Write the data out again exactly, with no pictures.

[Dataset entries]
○ ○ ○ ○ ○ ○ ○
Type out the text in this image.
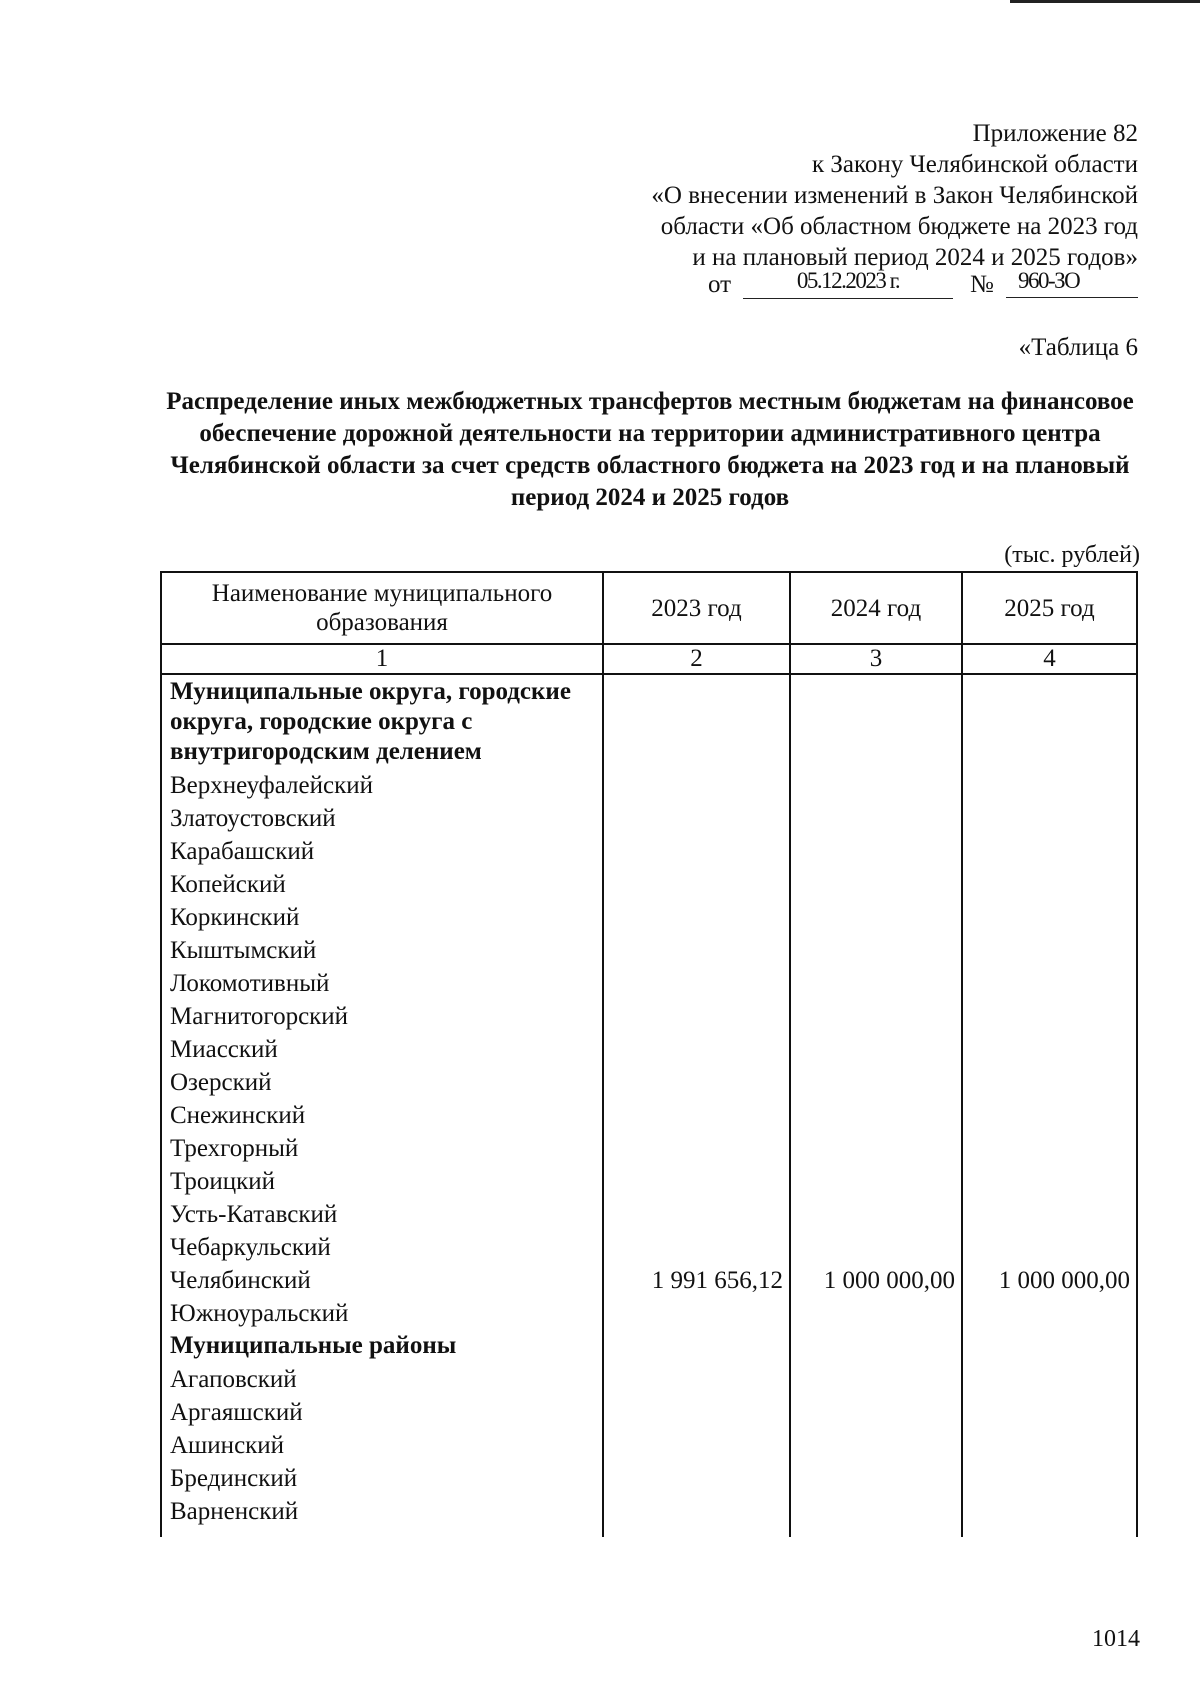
Приложение 82
к Закону Челябинской области
«О внесении изменений в Закон Челябинской
области «Об областном бюджете на 2023 год
и на плановый период 2024 и 2025 годов»
от	05.12.2023 г.	№	960-ЗО
«Таблица 6
Распределение иных межбюджетных трансфертов местным бюджетам на финансовое обеспечение дорожной деятельности на территории административного центра Челябинской области за счет средств областного бюджета на 2023 год и на плановый период 2024 и 2025 годов
(тыс. рублей)
Наименование муниципального образования	2023 год	2024 год	2025 год
1	2	3	4
Муниципальные округа, городские округа, городские округа с внутригородским делением			
Верхнеуфалейский			
Златоустовский			
Карабашский			
Копейский			
Коркинский			
Кыштымский			
Локомотивный			
Магнитогорский			
Миасский			
Озерский			
Снежинский			
Трехгорный			
Троицкий			
Усть-Катавский			
Чебаркульский			
Челябинский	1 991 656,12	1 000 000,00	1 000 000,00
Южноуральский			
Муниципальные районы			
Агаповский			
Аргаяшский			
Ашинский			
Брединский			
Варненский			
1014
○ ○ ○ ○ ○ ○ ○
# Solution for this exercise:
Type out the text in this image.
Приложение 82
к Закону Челябинской области
«О внесении изменений в Закон Челябинской
области «Об областном бюджете на 2023 год
и на плановый период 2024 и 2025 годов»
от	05.12.2023 г.	№	960-ЗО
«Таблица 6
Распределение иных межбюджетных трансфертов местным бюджетам на финансовое обеспечение дорожной деятельности на территории административного центра Челябинской области за счет средств областного бюджета на 2023 год и на плановый период 2024 и 2025 годов
(тыс. рублей)
Наименование муниципального образования	2023 год	2024 год	2025 год
1	2	3	4
Муниципальные округа, городские округа, городские округа с внутригородским делением			
Верхнеуфалейский			
Златоустовский			
Карабашский			
Копейский			
Коркинский			
Кыштымский			
Локомотивный			
Магнитогорский			
Миасский			
Озерский			
Снежинский			
Трехгорный			
Троицкий			
Усть-Катавский			
Чебаркульский			
Челябинский	1 991 656,12	1 000 000,00	1 000 000,00
Южноуральский			
Муниципальные районы			
Агаповский			
Аргаяшский			
Ашинский			
Брединский			
Варненский			
1014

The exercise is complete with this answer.